# EXERCISE INPUTS:
"""
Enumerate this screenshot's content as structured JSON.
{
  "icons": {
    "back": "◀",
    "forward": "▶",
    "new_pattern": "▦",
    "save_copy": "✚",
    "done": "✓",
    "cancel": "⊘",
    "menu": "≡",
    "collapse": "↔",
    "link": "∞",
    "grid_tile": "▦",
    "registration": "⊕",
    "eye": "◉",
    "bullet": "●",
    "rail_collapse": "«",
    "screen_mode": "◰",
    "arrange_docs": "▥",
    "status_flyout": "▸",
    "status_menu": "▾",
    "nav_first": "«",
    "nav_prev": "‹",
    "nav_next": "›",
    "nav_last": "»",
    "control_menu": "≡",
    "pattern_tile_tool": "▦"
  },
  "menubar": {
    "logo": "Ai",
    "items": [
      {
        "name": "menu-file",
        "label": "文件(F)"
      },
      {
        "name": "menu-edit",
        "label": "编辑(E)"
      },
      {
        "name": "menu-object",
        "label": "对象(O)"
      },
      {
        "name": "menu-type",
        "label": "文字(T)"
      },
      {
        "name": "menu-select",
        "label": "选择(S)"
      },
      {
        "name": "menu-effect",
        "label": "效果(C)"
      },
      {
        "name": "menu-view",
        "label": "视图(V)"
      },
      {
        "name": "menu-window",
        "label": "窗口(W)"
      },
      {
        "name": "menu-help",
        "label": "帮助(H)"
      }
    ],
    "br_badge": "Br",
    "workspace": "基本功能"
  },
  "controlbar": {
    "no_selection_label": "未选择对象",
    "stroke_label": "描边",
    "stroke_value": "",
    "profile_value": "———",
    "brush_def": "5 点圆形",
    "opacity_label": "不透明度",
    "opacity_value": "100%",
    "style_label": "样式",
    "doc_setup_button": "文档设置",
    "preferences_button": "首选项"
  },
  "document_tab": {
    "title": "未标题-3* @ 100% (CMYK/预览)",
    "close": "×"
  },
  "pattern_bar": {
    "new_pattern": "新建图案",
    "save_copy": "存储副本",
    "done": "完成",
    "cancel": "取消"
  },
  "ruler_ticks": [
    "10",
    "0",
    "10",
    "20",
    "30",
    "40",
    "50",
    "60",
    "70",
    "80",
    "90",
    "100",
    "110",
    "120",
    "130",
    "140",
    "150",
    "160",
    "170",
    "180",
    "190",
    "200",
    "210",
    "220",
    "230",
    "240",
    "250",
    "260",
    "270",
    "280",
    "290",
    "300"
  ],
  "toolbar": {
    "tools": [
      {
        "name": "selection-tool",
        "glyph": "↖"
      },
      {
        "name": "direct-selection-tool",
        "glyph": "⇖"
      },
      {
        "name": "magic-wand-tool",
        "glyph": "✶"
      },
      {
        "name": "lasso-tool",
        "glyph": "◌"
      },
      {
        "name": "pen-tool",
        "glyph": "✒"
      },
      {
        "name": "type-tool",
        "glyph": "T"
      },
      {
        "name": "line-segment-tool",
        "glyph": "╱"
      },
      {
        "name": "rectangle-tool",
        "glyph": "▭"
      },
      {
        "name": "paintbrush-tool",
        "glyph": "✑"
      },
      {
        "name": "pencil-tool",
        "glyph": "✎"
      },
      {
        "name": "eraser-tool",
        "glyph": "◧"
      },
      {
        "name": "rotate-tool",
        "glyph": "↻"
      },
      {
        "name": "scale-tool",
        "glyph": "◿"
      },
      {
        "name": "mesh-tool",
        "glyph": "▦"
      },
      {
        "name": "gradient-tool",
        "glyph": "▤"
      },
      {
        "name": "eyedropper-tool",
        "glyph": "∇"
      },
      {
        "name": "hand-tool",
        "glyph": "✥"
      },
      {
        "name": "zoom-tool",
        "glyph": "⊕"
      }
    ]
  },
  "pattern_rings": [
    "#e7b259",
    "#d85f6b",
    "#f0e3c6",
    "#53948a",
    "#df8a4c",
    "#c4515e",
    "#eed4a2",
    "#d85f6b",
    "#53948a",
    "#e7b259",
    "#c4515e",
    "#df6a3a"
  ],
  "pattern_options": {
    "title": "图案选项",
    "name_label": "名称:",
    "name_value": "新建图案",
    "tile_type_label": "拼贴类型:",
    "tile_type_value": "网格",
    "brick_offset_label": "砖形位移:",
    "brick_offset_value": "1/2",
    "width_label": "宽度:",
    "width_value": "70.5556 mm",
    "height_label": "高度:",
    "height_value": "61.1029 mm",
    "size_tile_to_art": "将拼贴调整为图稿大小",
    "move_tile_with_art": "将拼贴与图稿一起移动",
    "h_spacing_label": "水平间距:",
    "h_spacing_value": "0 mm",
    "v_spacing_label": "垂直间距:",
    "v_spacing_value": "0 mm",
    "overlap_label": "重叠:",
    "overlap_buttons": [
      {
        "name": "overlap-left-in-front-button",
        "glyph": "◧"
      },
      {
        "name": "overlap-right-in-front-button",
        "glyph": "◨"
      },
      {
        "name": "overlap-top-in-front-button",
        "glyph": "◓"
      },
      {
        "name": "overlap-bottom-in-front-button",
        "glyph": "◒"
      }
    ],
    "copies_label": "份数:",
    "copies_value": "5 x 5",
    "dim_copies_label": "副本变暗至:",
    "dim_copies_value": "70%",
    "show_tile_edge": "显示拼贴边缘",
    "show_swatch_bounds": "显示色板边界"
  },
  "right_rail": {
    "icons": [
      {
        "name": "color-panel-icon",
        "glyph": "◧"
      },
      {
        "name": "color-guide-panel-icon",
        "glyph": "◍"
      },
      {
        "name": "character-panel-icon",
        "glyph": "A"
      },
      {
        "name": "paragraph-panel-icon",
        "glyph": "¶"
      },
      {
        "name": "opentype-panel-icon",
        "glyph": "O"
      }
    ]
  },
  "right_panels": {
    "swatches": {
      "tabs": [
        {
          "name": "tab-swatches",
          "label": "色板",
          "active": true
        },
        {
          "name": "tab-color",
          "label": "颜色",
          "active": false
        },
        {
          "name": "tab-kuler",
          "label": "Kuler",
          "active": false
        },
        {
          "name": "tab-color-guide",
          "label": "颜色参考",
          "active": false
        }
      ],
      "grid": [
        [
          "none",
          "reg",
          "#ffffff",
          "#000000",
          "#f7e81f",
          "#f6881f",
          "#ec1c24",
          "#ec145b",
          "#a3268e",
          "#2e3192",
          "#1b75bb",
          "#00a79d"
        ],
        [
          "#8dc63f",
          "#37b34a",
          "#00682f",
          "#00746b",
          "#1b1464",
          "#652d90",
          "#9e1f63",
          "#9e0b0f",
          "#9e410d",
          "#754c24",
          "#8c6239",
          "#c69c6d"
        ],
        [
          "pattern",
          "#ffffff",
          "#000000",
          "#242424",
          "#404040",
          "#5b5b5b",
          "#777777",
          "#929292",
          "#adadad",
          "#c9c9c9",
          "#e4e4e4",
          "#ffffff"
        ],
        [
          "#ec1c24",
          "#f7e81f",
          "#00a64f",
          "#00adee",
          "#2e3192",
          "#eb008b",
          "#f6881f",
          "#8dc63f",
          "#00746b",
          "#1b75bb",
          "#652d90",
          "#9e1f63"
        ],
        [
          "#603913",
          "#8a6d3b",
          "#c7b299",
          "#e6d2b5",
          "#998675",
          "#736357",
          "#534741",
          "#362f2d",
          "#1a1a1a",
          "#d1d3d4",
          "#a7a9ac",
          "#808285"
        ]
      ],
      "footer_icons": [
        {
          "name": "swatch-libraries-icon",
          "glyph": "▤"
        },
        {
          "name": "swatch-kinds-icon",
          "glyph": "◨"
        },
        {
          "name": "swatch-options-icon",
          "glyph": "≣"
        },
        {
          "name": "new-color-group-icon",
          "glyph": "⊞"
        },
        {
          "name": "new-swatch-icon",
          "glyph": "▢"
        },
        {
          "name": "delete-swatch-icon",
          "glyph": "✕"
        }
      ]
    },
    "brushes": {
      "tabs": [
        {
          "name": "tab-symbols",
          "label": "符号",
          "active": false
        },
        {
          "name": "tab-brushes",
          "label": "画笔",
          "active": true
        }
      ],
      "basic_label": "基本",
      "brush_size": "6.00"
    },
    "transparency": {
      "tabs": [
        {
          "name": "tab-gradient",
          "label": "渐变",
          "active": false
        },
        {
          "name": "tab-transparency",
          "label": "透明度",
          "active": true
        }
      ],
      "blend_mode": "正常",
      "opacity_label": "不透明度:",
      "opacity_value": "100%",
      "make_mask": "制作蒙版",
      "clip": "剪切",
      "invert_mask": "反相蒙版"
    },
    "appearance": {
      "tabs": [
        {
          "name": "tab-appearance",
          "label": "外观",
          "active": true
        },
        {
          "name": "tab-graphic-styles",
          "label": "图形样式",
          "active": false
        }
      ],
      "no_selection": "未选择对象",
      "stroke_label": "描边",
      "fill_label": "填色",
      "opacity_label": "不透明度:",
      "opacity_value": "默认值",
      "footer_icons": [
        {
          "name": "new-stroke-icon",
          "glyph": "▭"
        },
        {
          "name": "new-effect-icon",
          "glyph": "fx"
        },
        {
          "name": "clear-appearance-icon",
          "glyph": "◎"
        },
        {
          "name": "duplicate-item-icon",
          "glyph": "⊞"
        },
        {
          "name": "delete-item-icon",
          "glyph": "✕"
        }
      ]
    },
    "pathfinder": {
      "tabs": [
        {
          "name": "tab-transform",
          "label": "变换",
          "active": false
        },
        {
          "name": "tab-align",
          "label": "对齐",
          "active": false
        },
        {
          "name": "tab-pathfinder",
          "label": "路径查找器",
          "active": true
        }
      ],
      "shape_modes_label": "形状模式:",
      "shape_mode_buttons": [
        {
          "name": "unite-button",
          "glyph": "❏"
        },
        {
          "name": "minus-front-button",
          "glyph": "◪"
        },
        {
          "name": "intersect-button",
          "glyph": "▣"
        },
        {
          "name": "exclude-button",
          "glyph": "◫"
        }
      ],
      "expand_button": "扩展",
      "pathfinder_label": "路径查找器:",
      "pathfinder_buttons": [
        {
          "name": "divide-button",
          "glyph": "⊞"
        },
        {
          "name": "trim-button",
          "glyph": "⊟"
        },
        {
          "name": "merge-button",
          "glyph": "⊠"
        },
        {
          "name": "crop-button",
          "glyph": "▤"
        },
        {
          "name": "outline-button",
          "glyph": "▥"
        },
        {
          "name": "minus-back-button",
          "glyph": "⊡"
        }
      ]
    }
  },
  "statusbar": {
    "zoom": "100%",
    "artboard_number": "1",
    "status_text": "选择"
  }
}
"""
# GIVEN INSTRUCTION:
Gather every line from the listing above in which "transparency" appears, and copy those lines.

# RESULT:
    "transparency": {
          "name": "tab-transparency",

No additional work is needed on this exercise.